# [What you have to do]
Copy out verbatim the portion of the material that begins with the line containing "Circle shape [263,248,314,288]" and ends with the line containing "Polygon shape [28,45,95,151]", including both of those lines and nothing else.

# [Entries provided]

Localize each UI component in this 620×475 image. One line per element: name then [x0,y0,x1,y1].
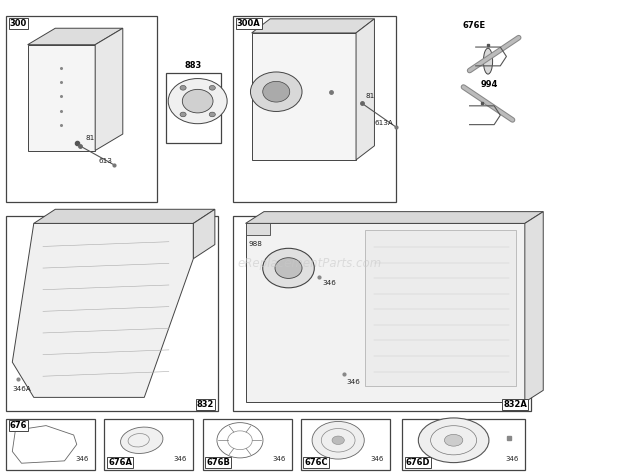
Circle shape [263,248,314,288]
Text: 346: 346 [505,456,519,462]
Polygon shape [356,19,374,160]
Polygon shape [33,209,215,223]
Text: 81: 81 [365,93,374,99]
Circle shape [275,258,302,278]
Text: 676: 676 [10,421,27,430]
Circle shape [180,86,186,90]
Circle shape [180,112,186,117]
Text: 346: 346 [174,456,187,462]
Text: 613A: 613A [374,120,393,126]
Bar [233,17,396,202]
Polygon shape [193,209,215,259]
Ellipse shape [312,421,365,459]
Bar [246,223,270,235]
Bar [6,418,95,470]
Bar [233,216,531,411]
Polygon shape [525,212,543,402]
Bar [402,418,525,470]
Bar [301,418,390,470]
Text: 300A: 300A [237,19,260,28]
Text: 346: 346 [370,456,384,462]
Polygon shape [12,223,193,398]
Ellipse shape [445,435,463,446]
Text: 676B: 676B [206,458,230,467]
Circle shape [209,112,215,117]
Circle shape [182,89,213,113]
Polygon shape [28,45,95,151]
Polygon shape [246,223,525,402]
Polygon shape [252,19,374,33]
Ellipse shape [484,48,493,74]
Text: 988: 988 [249,241,262,247]
Text: 676D: 676D [405,458,430,467]
Text: 300: 300 [10,19,27,28]
Bar [6,17,156,202]
Text: 883: 883 [185,61,202,70]
Bar [104,418,193,470]
Bar [166,73,221,143]
Text: 994: 994 [480,80,498,89]
Text: 346: 346 [76,456,89,462]
Circle shape [168,78,227,124]
Polygon shape [95,28,123,151]
Bar [203,418,291,470]
Text: 676C: 676C [304,458,328,467]
Text: 346A: 346A [12,386,31,391]
Circle shape [263,81,290,102]
Ellipse shape [332,436,344,445]
Text: 346: 346 [272,456,285,462]
Text: 346: 346 [347,379,361,385]
Bar [6,216,218,411]
Circle shape [209,86,215,90]
Text: eReplacementParts.com: eReplacementParts.com [238,257,382,270]
Text: 676E: 676E [463,21,485,30]
Text: 346: 346 [322,280,336,286]
Polygon shape [28,28,123,45]
Text: 832A: 832A [503,399,527,408]
Polygon shape [252,33,356,160]
Text: 613: 613 [98,159,112,164]
Text: 832: 832 [197,399,215,408]
Bar [365,230,516,386]
Text: 676A: 676A [108,458,132,467]
Ellipse shape [120,427,163,454]
Circle shape [250,72,302,112]
Text: 81: 81 [86,135,95,141]
Polygon shape [246,212,543,223]
Ellipse shape [418,418,489,463]
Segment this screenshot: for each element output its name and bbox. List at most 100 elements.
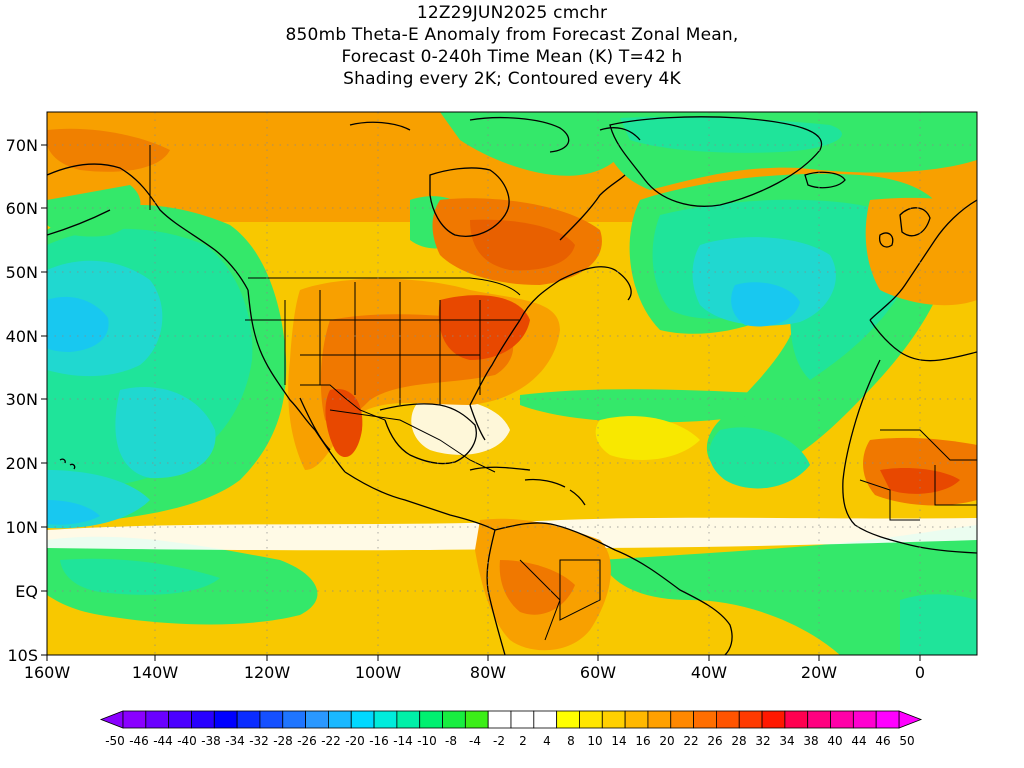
colorbar-swatch bbox=[830, 710, 854, 729]
political-boundaries bbox=[149, 145, 977, 641]
colorbar-swatch bbox=[579, 710, 603, 729]
plot-frame bbox=[46, 111, 978, 656]
colorbar-swatch bbox=[601, 710, 626, 729]
colorbar-label: -44 bbox=[153, 734, 173, 748]
x-label-60w: 60W bbox=[580, 663, 616, 682]
colorbar-swatch bbox=[396, 710, 421, 729]
x-label-140w: 140W bbox=[132, 663, 179, 682]
y-label-eq: EQ bbox=[15, 582, 38, 601]
colorbar-swatch bbox=[807, 710, 831, 729]
colorbar-swatch bbox=[693, 710, 717, 729]
colorbar-swatch bbox=[122, 710, 147, 729]
colorbar-swatch bbox=[533, 710, 558, 729]
y-label-50n: 50N bbox=[6, 263, 38, 282]
colorbar-label: -22 bbox=[321, 734, 341, 748]
colorbar-label: 28 bbox=[731, 734, 746, 748]
colorbar-label: -10 bbox=[417, 734, 437, 748]
colorbar-label: 10 bbox=[587, 734, 602, 748]
colorbar-label: -40 bbox=[177, 734, 197, 748]
colorbar-swatch bbox=[670, 710, 694, 729]
colorbar-swatch bbox=[852, 710, 877, 729]
colorbar-arrow-right bbox=[898, 710, 923, 729]
colorbar-label: 50 bbox=[899, 734, 914, 748]
y-label-20n: 20N bbox=[6, 454, 38, 473]
x-axis-labels: 160W 140W 120W 100W 80W 60W 40W 20W 0 bbox=[24, 663, 925, 682]
arctic-cool-region bbox=[440, 112, 628, 176]
coastlines bbox=[47, 116, 977, 655]
south-atlantic-cool-region bbox=[600, 525, 977, 655]
colorbar-label: -32 bbox=[249, 734, 269, 748]
colorbar-label: -26 bbox=[297, 734, 317, 748]
x-ticks bbox=[46, 655, 921, 661]
colorbar-swatch bbox=[510, 710, 535, 729]
colorbar-labels: -50 -46 -44 -40 -38 -34 -32 -28 -26 -22 -20 -16 -14-… bbox=[105, 734, 914, 748]
colorbar-swatch bbox=[487, 710, 512, 729]
x-label-160w: 160W bbox=[24, 663, 71, 682]
colorbar-label: 2 bbox=[519, 734, 527, 748]
colorbar-label: -16 bbox=[369, 734, 389, 748]
colorbar-swatch bbox=[213, 710, 238, 729]
title-forecast: Forecast 0-240h Time Mean (K) T=42 h bbox=[341, 47, 683, 67]
colorbar-label: 20 bbox=[659, 734, 674, 748]
colorbar-swatch bbox=[738, 710, 763, 729]
colorbar-label: 4 bbox=[543, 734, 551, 748]
colorbar-swatch bbox=[716, 710, 740, 729]
colorbar-swatch bbox=[305, 710, 329, 729]
colorbar-label: 46 bbox=[875, 734, 890, 748]
y-axis-labels: 70N 60N 50N 40N 30N 20N 10N EQ 10S bbox=[6, 136, 38, 665]
x-label-40w: 40W bbox=[691, 663, 727, 682]
colorbar-swatches bbox=[99, 710, 923, 729]
colorbar-label: -2 bbox=[493, 734, 505, 748]
colorbar-swatch bbox=[464, 710, 489, 729]
colorbar-label: 14 bbox=[611, 734, 626, 748]
colorbar-swatch bbox=[875, 710, 900, 729]
colorbar-label: 26 bbox=[707, 734, 722, 748]
colorbar-label: 34 bbox=[779, 734, 794, 748]
colorbar-swatch bbox=[259, 710, 284, 729]
y-label-60n: 60N bbox=[6, 199, 38, 218]
colorbar-swatch bbox=[236, 710, 261, 729]
map-title: 12Z29JUN2025 cmchr 850mb Theta-E Anomaly… bbox=[0, 0, 1024, 90]
y-label-30n: 30N bbox=[6, 390, 38, 409]
colorbar-label: -38 bbox=[201, 734, 221, 748]
title-variable: 850mb Theta-E Anomaly from Forecast Zona… bbox=[285, 25, 739, 45]
colorbar-label: -34 bbox=[225, 734, 245, 748]
colorbar-label: -8 bbox=[445, 734, 457, 748]
colorbar-swatch bbox=[419, 710, 443, 729]
graticule bbox=[47, 112, 977, 655]
x-label-0: 0 bbox=[915, 663, 925, 682]
colorbar-swatch bbox=[168, 710, 192, 729]
y-ticks bbox=[41, 144, 47, 656]
title-run: 12Z29JUN2025 cmchr bbox=[416, 3, 608, 23]
x-label-100w: 100W bbox=[355, 663, 402, 682]
colorbar-swatch bbox=[328, 710, 352, 729]
colorbar-swatch bbox=[761, 710, 786, 729]
colorbar-arrow-left bbox=[99, 710, 124, 729]
colorbar-swatch bbox=[282, 710, 306, 729]
y-label-10n: 10N bbox=[6, 518, 38, 537]
colorbar-swatch bbox=[442, 710, 466, 729]
y-label-40n: 40N bbox=[6, 327, 38, 346]
colorbar-swatch bbox=[373, 710, 398, 729]
colorbar-label: -46 bbox=[129, 734, 149, 748]
colorbar-swatch bbox=[350, 710, 375, 729]
colorbar-label: 22 bbox=[683, 734, 698, 748]
title-shading: Shading every 2K; Contoured every 4K bbox=[343, 69, 681, 89]
colorbar-swatch bbox=[624, 710, 649, 729]
x-label-80w: 80W bbox=[470, 663, 506, 682]
colorbar: -50 -46 -44 -40 -38 -34 -32 -28 -26 -22 -20 -16 -14-… bbox=[99, 710, 923, 748]
x-label-20w: 20W bbox=[801, 663, 837, 682]
theta-e-anomaly-field bbox=[47, 112, 977, 655]
colorbar-swatch bbox=[145, 710, 170, 729]
colorbar-swatch bbox=[647, 710, 672, 729]
y-label-70n: 70N bbox=[6, 136, 38, 155]
colorbar-label: 16 bbox=[635, 734, 650, 748]
colorbar-swatch bbox=[556, 710, 580, 729]
colorbar-label: 32 bbox=[755, 734, 770, 748]
y-label-10s: 10S bbox=[7, 646, 38, 665]
x-label-120w: 120W bbox=[244, 663, 291, 682]
europe-warm-region bbox=[865, 197, 977, 306]
colorbar-label: -14 bbox=[393, 734, 413, 748]
colorbar-label: 40 bbox=[827, 734, 842, 748]
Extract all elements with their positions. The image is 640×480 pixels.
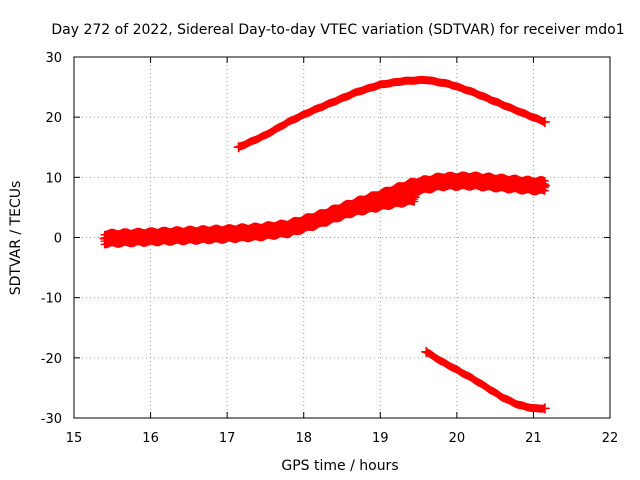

# [Written solution]
Circle shape [263,248,314,288]
Text: 346: 346 [505,456,519,462]
Polygon shape [356,19,374,160]
Polygon shape [33,209,215,223]
Text: 81: 81 [365,93,374,99]
Circle shape [275,258,302,278]
Text: 676: 676 [10,421,27,430]
Circle shape [180,86,186,90]
Circle shape [180,112,186,117]
Text: 346: 346 [174,456,187,462]
Text: 613A: 613A [374,120,393,126]
Bar [233,17,396,202]
Polygon shape [193,209,215,259]
Ellipse shape [312,421,365,459]
Bar [246,223,270,235]
Bar [6,418,95,470]
Bar [233,216,531,411]
Polygon shape [525,212,543,402]
Bar [402,418,525,470]
Bar [301,418,390,470]
Text: 300A: 300A [237,19,260,28]
Text: 346: 346 [370,456,384,462]
Polygon shape [12,223,193,398]
Ellipse shape [445,435,463,446]
Text: 676B: 676B [206,458,230,467]
Circle shape [209,112,215,117]
Circle shape [182,89,213,113]
Polygon shape [28,45,95,151]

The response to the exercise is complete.